### Short problem
Omit images. Retype all entries verbatim.

### Source material
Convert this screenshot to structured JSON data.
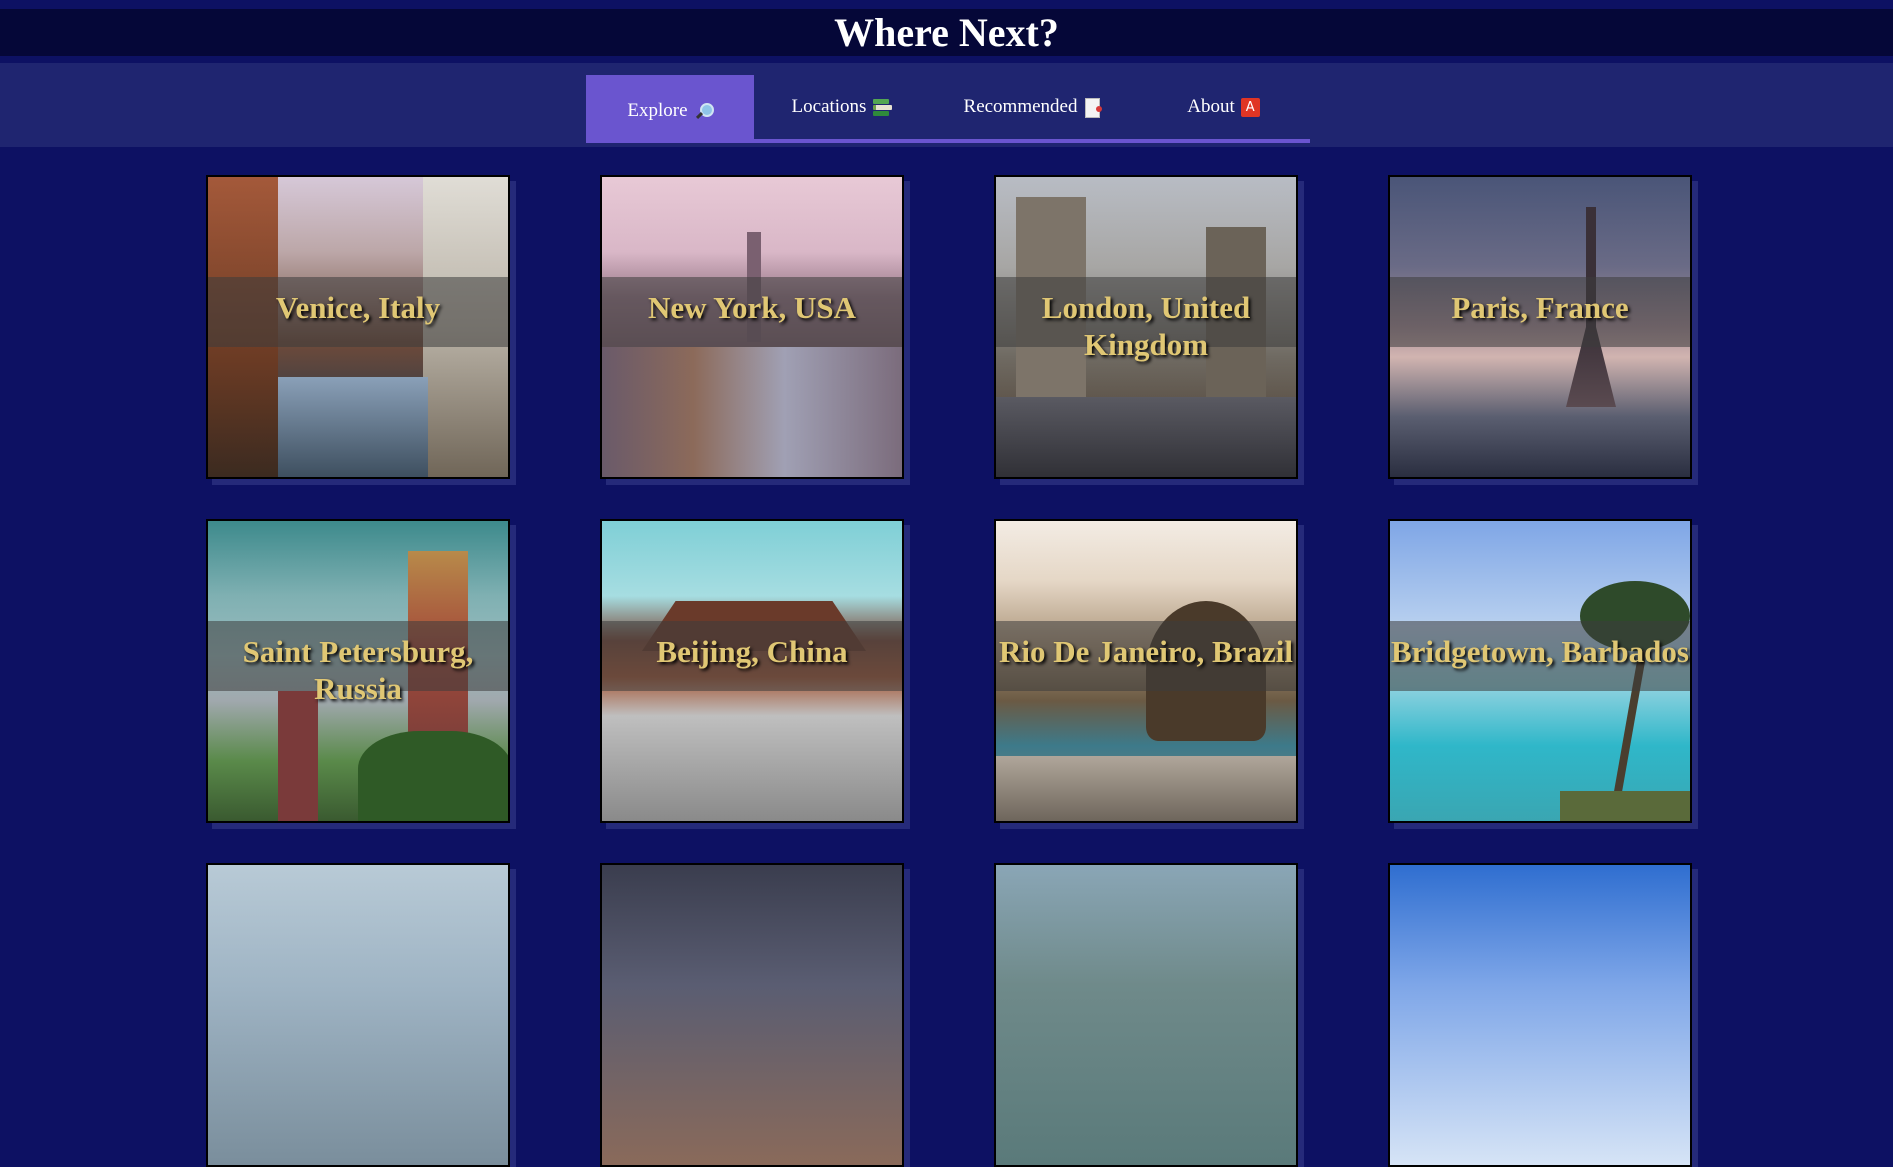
{
  "header": {
    "title": "Where Next?"
  },
  "nav": {
    "tabs": [
      {
        "label": "Explore",
        "icon": "magnifier-icon",
        "active": true
      },
      {
        "label": "Locations",
        "icon": "books-icon",
        "active": false
      },
      {
        "label": "Recommended",
        "icon": "document-icon",
        "active": false
      },
      {
        "label": "About",
        "icon": "a-badge-icon",
        "badge": "A",
        "active": false
      }
    ]
  },
  "colors": {
    "background": "#0d1163",
    "header": "#050738",
    "navbar": "#1f2570",
    "accent": "#6a55cf",
    "title_text": "#e0c774"
  },
  "destinations": [
    {
      "name": "Venice, Italy",
      "image": "venice-canal-photo"
    },
    {
      "name": "New York, USA",
      "image": "new-york-skyline-photo"
    },
    {
      "name": "London, United Kingdom",
      "image": "tower-bridge-photo"
    },
    {
      "name": "Paris, France",
      "image": "eiffel-tower-photo"
    },
    {
      "name": "Saint Petersburg, Russia",
      "image": "onion-domes-photo"
    },
    {
      "name": "Beijing, China",
      "image": "forbidden-city-photo"
    },
    {
      "name": "Rio De Janeiro, Brazil",
      "image": "sugarloaf-mountain-photo"
    },
    {
      "name": "Bridgetown, Barbados",
      "image": "palm-beach-photo"
    },
    {
      "name": "",
      "image": "coastline-photo"
    },
    {
      "name": "",
      "image": "city-night-photo"
    },
    {
      "name": "",
      "image": "harbor-aerial-photo"
    },
    {
      "name": "",
      "image": "blue-sky-cliff-photo"
    }
  ]
}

### Result for this task
Convert this screenshot to structured JSON data.
{
  "header": {
    "title": "Where Next?"
  },
  "nav": {
    "tabs": [
      {
        "label": "Explore",
        "icon": "magnifier-icon",
        "active": true
      },
      {
        "label": "Locations",
        "icon": "books-icon",
        "active": false
      },
      {
        "label": "Recommended",
        "icon": "document-icon",
        "active": false
      },
      {
        "label": "About",
        "icon": "a-badge-icon",
        "badge": "A",
        "active": false
      }
    ]
  },
  "colors": {
    "background": "#0d1163",
    "header": "#050738",
    "navbar": "#1f2570",
    "accent": "#6a55cf",
    "title_text": "#e0c774"
  },
  "destinations": [
    {
      "name": "Venice, Italy",
      "image": "venice-canal-photo"
    },
    {
      "name": "New York, USA",
      "image": "new-york-skyline-photo"
    },
    {
      "name": "London, United Kingdom",
      "image": "tower-bridge-photo"
    },
    {
      "name": "Paris, France",
      "image": "eiffel-tower-photo"
    },
    {
      "name": "Saint Petersburg, Russia",
      "image": "onion-domes-photo"
    },
    {
      "name": "Beijing, China",
      "image": "forbidden-city-photo"
    },
    {
      "name": "Rio De Janeiro, Brazil",
      "image": "sugarloaf-mountain-photo"
    },
    {
      "name": "Bridgetown, Barbados",
      "image": "palm-beach-photo"
    },
    {
      "name": "",
      "image": "coastline-photo"
    },
    {
      "name": "",
      "image": "city-night-photo"
    },
    {
      "name": "",
      "image": "harbor-aerial-photo"
    },
    {
      "name": "",
      "image": "blue-sky-cliff-photo"
    }
  ]
}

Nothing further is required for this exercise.